From the material below, list every line containing "dikasihi".

⟨

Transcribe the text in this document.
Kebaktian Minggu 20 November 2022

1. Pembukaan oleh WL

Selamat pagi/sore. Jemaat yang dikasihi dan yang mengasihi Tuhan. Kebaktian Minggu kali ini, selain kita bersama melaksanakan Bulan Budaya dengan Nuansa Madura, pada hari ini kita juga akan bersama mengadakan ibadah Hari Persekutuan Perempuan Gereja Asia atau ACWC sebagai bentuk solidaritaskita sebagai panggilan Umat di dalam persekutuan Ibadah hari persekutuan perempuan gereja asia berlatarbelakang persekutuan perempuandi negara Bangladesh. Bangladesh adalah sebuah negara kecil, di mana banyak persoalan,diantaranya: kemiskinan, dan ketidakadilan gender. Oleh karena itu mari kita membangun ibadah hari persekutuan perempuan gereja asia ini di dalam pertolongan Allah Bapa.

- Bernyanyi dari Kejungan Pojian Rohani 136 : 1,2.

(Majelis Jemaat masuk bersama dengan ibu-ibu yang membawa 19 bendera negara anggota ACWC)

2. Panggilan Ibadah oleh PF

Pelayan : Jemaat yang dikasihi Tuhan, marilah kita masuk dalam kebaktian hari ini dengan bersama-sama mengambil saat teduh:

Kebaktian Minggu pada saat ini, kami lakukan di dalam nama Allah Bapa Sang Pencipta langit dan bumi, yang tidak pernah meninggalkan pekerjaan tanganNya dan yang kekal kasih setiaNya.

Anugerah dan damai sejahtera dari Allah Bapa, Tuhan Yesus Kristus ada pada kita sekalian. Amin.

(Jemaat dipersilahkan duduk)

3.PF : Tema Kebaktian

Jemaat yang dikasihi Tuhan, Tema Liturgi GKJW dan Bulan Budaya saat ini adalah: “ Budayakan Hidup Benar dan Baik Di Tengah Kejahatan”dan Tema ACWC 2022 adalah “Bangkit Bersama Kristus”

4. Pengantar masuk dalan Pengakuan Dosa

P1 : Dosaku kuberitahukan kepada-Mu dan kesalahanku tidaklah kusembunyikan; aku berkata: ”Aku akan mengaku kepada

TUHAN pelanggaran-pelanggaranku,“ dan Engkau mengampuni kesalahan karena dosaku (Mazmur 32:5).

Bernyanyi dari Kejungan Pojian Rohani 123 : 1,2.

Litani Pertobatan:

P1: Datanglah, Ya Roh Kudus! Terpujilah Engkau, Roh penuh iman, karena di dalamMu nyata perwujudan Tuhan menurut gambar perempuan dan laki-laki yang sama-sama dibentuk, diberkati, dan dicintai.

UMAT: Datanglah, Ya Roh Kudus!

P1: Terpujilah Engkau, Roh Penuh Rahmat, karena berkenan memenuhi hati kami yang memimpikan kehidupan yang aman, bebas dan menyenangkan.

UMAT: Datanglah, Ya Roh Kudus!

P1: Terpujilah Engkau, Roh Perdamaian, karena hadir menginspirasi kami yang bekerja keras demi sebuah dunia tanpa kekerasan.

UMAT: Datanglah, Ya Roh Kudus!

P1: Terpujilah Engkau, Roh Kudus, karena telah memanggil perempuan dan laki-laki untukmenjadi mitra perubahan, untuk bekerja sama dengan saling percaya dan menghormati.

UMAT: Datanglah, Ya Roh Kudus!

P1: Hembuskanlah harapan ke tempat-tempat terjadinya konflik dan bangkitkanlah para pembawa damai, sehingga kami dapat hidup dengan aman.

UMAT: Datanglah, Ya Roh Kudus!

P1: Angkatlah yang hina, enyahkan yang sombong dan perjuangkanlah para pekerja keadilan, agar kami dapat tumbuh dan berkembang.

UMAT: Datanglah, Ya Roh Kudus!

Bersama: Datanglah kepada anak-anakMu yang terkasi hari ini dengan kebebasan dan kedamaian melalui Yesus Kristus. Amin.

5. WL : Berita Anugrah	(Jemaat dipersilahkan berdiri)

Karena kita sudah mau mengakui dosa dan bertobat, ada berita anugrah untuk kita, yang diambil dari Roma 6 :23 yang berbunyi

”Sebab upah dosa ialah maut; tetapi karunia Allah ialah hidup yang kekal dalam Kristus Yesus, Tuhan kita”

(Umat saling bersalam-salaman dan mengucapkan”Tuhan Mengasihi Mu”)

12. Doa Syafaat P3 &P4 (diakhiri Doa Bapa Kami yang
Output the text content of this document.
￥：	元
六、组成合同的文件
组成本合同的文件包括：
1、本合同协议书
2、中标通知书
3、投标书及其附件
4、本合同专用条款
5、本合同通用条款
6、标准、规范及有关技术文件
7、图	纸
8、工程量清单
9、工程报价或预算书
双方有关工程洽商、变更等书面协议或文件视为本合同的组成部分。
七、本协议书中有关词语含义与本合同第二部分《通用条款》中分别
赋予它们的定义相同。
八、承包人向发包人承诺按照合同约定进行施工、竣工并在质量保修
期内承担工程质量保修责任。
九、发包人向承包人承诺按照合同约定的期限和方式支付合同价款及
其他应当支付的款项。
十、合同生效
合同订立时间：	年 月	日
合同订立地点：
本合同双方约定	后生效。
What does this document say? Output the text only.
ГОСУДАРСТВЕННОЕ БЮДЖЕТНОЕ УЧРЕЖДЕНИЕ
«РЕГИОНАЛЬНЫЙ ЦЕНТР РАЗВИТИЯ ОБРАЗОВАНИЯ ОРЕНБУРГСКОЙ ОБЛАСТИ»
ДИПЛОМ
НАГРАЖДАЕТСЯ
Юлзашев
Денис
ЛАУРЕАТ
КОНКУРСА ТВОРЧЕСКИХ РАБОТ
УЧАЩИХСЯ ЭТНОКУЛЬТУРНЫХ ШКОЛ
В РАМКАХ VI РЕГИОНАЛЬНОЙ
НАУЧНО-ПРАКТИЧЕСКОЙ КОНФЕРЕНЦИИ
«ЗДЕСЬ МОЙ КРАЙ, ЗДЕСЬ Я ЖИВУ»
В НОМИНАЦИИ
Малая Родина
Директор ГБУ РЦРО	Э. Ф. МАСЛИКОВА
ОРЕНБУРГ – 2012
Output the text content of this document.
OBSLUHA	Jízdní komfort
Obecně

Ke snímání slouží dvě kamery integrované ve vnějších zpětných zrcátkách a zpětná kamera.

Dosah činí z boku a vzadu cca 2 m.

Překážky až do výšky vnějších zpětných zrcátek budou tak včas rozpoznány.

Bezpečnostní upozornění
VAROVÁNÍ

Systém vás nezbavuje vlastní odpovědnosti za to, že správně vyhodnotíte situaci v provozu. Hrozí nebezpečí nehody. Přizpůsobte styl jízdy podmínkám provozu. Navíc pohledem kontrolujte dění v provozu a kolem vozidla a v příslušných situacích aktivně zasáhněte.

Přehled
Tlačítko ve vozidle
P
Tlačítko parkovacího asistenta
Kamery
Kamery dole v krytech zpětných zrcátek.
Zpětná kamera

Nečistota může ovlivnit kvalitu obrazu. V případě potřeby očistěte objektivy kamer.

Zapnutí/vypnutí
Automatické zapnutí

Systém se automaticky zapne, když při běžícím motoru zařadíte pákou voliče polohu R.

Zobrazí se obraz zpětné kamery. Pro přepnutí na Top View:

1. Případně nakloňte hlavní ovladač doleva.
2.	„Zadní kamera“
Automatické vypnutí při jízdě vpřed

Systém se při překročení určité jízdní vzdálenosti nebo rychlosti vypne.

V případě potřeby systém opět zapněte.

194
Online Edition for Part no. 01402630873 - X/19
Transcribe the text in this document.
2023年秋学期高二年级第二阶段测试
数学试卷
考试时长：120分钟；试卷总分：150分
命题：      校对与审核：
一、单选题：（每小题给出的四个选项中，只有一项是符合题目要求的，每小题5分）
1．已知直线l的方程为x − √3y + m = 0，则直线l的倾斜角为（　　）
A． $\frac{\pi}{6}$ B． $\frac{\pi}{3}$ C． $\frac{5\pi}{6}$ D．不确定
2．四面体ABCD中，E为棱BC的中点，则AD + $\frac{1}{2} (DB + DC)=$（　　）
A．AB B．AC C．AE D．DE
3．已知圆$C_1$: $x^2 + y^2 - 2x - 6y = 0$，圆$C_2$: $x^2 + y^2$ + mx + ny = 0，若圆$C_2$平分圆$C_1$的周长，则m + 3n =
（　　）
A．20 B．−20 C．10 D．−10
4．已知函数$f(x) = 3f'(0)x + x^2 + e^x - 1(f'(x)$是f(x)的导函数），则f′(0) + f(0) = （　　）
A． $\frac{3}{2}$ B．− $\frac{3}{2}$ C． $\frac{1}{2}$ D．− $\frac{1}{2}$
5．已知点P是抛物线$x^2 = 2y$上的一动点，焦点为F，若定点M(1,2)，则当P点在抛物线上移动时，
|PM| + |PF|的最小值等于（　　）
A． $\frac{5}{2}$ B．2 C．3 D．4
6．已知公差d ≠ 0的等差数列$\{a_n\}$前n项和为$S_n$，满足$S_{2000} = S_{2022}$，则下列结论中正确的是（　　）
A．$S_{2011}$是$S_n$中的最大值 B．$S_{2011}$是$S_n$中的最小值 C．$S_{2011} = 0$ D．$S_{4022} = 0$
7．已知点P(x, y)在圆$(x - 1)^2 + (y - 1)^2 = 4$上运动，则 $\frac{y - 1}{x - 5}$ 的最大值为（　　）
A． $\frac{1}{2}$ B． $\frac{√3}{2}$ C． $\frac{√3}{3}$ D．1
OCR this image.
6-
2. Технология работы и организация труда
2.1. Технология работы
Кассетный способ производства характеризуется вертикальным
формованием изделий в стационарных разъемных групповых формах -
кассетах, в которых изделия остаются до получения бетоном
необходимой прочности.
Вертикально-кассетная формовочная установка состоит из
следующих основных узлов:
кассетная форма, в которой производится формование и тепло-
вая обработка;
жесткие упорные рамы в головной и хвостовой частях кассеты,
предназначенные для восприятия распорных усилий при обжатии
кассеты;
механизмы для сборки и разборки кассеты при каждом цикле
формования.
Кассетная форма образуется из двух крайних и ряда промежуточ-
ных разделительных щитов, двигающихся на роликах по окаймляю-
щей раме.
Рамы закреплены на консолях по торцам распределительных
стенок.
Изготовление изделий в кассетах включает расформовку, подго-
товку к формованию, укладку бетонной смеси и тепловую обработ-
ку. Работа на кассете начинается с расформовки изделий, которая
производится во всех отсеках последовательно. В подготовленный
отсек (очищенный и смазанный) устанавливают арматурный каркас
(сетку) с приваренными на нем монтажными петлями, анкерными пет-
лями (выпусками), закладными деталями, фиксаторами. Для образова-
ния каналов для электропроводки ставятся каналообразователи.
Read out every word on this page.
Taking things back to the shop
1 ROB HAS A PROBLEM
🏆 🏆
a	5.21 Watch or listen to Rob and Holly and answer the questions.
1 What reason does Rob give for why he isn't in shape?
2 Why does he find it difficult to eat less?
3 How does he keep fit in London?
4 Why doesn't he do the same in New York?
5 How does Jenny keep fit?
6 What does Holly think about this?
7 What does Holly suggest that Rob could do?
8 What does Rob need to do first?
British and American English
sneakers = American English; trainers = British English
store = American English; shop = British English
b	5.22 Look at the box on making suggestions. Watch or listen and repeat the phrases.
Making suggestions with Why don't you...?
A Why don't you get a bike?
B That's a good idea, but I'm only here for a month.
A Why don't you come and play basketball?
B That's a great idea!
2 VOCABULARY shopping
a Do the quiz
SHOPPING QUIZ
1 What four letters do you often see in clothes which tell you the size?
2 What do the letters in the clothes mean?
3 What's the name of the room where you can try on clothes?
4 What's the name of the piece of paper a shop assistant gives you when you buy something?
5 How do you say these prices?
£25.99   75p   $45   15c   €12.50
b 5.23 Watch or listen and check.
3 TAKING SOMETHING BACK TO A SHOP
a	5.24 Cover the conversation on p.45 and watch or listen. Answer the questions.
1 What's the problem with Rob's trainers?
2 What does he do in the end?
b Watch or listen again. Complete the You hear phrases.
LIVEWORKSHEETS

⟩

### The result
Selamat pagi/sore. Jemaat yang dikasihi dan yang mengasihi Tuhan. Kebaktian Minggu kali ini, selain kita bersama melaksanakan Bulan Budaya dengan Nuansa Madura, pada hari ini kita juga akan bersama mengadakan ibadah Hari Persekutuan Perempuan Gereja Asia atau ACWC sebagai bentuk solidaritaskita sebagai panggilan Umat di dalam persekutuan Ibadah hari persekutuan perempuan gereja asia berlatarbelakang persekutuan perempuandi negara Bangladesh. Bangladesh adalah sebuah negara kecil, di mana banyak persoalan,diantaranya: kemiskinan, dan ketidakadilan gender. Oleh karena itu mari kita membangun ibadah hari persekutuan perempuan gereja asia ini di dalam pertolongan Allah Bapa.
Pelayan : Jemaat yang dikasihi Tuhan, marilah kita masuk dalam kebaktian hari ini dengan bersama-sama mengambil saat teduh:
Jemaat yang dikasihi Tuhan, Tema Liturgi GKJW dan Bulan Budaya saat ini adalah: “ Budayakan Hidup Benar dan Baik Di Tengah Kejahatan”dan Tema ACWC 2022 adalah “Bangkit Bersama Kristus”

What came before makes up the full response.